▸ EXERCISE GOAL
In the material below, identify each line bearing the word "Average". Reproduce those lines.

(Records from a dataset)
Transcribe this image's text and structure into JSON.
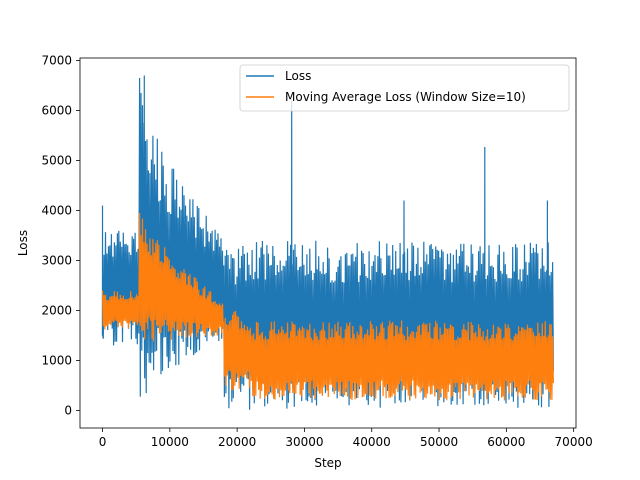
{
  "chart_data": {
    "type": "line",
    "title": "",
    "xlabel": "Step",
    "ylabel": "Loss",
    "xlim": [
      -3350,
      70350
    ],
    "ylim": [
      -350,
      7050
    ],
    "x_ticks": [
      0,
      10000,
      20000,
      30000,
      40000,
      50000,
      60000,
      70000
    ],
    "y_ticks": [
      0,
      1000,
      2000,
      3000,
      4000,
      5000,
      6000,
      7000
    ],
    "grid": false,
    "legend_position": "upper-right",
    "series": [
      {
        "name": "Loss",
        "color": "#1f77b4",
        "description_points": {
          "segments": [
            {
              "x_start": 0,
              "x_end": 5500,
              "low": 1300,
              "high": 3600,
              "pattern": "oscillating"
            },
            {
              "x_start": 5500,
              "x_end": 18000,
              "low_start": 0,
              "high_start": 6700,
              "high_end": 3500,
              "low_end": 1400,
              "pattern": "decaying-oscillation"
            },
            {
              "x_start": 18000,
              "x_end": 22000,
              "low": 0,
              "high": 3300,
              "pattern": "transition"
            },
            {
              "x_start": 22000,
              "x_end": 67000,
              "low": 30,
              "high": 3400,
              "pattern": "oscillating"
            }
          ],
          "spikes": [
            {
              "x": 0,
              "y": 4100
            },
            {
              "x": 6200,
              "y": 6700
            },
            {
              "x": 28100,
              "y": 6200
            },
            {
              "x": 44800,
              "y": 4200
            },
            {
              "x": 56800,
              "y": 5270
            },
            {
              "x": 66100,
              "y": 4200
            }
          ]
        }
      },
      {
        "name": "Moving Average Loss (Window Size=10)",
        "color": "#ff7f0e",
        "description_points": {
          "segments": [
            {
              "x_start": 0,
              "x_end": 5500,
              "low": 1600,
              "high": 2400,
              "pattern": "oscillating"
            },
            {
              "x_start": 5500,
              "x_end": 18000,
              "low_start": 1300,
              "high_start": 4300,
              "high_end": 2200,
              "low_end": 1500,
              "pattern": "decaying-oscillation"
            },
            {
              "x_start": 18000,
              "x_end": 22000,
              "low": 400,
              "high": 2000,
              "pattern": "transition"
            },
            {
              "x_start": 22000,
              "x_end": 67000,
              "low": 200,
              "high": 1800,
              "pattern": "oscillating"
            }
          ]
        }
      }
    ]
  },
  "legend": {
    "loss": "Loss",
    "moving_average": "Moving Average Loss (Window Size=10)"
  },
  "axes": {
    "xlabel": "Step",
    "ylabel": "Loss"
  }
}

▸ EXPECTED ANSWER
        "name": "Moving Average Loss (Window Size=10)",
    "moving_average": "Moving Average Loss (Window Size=10)"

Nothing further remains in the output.